* Start Dataset records *

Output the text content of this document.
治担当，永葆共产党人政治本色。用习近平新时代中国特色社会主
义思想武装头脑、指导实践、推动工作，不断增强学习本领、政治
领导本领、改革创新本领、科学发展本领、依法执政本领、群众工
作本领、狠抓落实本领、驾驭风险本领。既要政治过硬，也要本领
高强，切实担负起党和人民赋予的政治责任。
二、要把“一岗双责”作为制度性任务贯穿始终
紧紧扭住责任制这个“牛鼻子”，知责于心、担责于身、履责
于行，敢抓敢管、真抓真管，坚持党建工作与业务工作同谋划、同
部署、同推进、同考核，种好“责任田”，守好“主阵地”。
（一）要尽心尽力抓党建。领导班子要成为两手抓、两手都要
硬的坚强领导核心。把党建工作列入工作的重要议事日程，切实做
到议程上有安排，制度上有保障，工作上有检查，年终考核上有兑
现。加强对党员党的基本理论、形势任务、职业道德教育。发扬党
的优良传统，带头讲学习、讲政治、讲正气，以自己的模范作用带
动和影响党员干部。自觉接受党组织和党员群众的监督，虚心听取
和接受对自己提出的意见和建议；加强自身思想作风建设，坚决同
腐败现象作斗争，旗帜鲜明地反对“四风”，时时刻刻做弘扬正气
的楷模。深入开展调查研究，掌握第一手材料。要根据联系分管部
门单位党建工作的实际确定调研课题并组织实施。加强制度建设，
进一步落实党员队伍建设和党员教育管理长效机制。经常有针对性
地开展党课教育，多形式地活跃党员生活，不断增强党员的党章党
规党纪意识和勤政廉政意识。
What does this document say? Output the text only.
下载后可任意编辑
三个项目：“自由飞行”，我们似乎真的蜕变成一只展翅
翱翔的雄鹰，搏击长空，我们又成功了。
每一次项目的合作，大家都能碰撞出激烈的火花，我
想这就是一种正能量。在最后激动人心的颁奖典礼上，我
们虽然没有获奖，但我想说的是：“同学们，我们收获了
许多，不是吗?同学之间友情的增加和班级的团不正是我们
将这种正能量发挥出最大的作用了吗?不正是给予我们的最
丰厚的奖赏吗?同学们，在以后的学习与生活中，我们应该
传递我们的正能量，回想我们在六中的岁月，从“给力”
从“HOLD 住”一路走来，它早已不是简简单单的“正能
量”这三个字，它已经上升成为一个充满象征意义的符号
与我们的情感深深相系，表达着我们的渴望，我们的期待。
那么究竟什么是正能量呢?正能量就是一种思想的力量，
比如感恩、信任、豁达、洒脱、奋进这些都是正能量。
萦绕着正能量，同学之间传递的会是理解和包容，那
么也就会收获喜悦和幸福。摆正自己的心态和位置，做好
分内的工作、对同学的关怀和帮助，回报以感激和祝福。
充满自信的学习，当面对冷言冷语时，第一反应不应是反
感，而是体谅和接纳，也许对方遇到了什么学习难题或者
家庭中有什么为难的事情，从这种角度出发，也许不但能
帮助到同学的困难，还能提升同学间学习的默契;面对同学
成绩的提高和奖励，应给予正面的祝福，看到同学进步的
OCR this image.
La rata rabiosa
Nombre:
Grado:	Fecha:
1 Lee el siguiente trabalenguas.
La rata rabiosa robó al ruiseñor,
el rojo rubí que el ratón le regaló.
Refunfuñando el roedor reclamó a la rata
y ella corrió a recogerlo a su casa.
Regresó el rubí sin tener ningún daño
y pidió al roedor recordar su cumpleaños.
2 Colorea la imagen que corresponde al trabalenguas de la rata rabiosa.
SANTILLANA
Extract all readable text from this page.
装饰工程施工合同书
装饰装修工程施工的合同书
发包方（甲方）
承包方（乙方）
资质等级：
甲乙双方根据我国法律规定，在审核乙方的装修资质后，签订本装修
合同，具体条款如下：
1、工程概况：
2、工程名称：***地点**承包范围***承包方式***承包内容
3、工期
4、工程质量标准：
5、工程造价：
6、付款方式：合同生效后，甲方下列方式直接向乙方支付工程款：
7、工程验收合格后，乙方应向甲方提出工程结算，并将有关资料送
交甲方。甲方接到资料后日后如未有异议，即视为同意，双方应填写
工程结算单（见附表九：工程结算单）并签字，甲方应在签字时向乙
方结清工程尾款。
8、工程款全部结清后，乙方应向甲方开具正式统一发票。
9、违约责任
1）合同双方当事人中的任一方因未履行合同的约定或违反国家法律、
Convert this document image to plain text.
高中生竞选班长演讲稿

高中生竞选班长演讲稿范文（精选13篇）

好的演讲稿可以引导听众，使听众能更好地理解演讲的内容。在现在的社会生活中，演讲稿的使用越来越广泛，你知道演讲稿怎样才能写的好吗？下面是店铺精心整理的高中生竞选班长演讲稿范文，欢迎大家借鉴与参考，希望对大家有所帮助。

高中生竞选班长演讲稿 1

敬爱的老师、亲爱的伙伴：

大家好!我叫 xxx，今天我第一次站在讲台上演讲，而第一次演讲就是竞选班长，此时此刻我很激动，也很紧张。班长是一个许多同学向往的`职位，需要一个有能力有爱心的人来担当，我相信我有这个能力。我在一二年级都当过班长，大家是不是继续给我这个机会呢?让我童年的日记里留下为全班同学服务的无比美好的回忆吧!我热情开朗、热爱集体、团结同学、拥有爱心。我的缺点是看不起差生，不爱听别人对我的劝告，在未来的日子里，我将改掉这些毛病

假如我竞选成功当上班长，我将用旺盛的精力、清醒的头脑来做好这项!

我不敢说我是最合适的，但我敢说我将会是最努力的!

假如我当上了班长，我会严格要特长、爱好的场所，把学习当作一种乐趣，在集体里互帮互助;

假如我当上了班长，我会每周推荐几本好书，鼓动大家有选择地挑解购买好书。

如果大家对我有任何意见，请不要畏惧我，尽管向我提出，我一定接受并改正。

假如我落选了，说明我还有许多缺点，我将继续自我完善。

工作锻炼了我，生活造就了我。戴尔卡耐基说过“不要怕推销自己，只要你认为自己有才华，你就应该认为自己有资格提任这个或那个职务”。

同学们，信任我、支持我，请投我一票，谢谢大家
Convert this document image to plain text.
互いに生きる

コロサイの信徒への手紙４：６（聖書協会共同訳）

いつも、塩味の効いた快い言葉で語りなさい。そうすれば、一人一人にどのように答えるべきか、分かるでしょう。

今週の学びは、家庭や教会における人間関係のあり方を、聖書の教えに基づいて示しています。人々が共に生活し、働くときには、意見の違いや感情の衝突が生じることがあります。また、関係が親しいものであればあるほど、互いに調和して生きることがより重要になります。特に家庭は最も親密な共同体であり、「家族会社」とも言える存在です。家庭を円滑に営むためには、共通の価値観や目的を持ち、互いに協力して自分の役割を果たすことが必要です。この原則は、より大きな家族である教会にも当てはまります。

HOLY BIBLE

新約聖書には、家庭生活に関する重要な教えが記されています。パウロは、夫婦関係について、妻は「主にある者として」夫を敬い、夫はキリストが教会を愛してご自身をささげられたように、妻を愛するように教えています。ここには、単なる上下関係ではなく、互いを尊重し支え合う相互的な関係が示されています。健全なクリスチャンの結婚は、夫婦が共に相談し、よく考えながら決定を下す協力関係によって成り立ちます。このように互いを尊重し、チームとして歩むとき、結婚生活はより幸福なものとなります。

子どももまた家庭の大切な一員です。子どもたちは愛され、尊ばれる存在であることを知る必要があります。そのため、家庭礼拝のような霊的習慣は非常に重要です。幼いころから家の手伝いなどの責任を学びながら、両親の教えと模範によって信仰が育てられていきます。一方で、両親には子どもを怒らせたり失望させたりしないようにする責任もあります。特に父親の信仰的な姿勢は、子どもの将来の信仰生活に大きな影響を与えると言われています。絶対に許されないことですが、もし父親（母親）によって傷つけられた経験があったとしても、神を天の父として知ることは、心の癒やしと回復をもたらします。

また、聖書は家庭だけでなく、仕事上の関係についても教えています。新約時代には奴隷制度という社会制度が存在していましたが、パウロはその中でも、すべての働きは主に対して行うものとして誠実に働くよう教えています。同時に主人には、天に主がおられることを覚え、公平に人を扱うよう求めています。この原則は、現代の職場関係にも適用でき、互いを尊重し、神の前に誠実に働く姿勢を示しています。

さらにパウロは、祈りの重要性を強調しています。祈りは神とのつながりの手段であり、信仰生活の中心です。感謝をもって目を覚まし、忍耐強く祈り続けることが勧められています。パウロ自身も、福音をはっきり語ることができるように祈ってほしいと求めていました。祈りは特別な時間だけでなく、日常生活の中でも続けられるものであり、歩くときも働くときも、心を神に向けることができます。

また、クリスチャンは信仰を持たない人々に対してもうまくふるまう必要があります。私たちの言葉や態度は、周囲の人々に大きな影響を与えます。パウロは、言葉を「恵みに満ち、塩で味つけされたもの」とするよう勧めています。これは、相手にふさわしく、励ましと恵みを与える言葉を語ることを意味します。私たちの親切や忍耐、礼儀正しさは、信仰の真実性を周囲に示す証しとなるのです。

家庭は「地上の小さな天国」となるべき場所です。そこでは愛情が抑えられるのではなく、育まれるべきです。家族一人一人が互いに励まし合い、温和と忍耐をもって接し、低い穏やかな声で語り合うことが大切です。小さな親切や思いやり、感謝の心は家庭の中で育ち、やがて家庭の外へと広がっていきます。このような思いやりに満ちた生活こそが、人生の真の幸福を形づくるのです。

* End Dataset records *

Each line that contains the string "roedor" counts once; say how many there are and nothing else.

2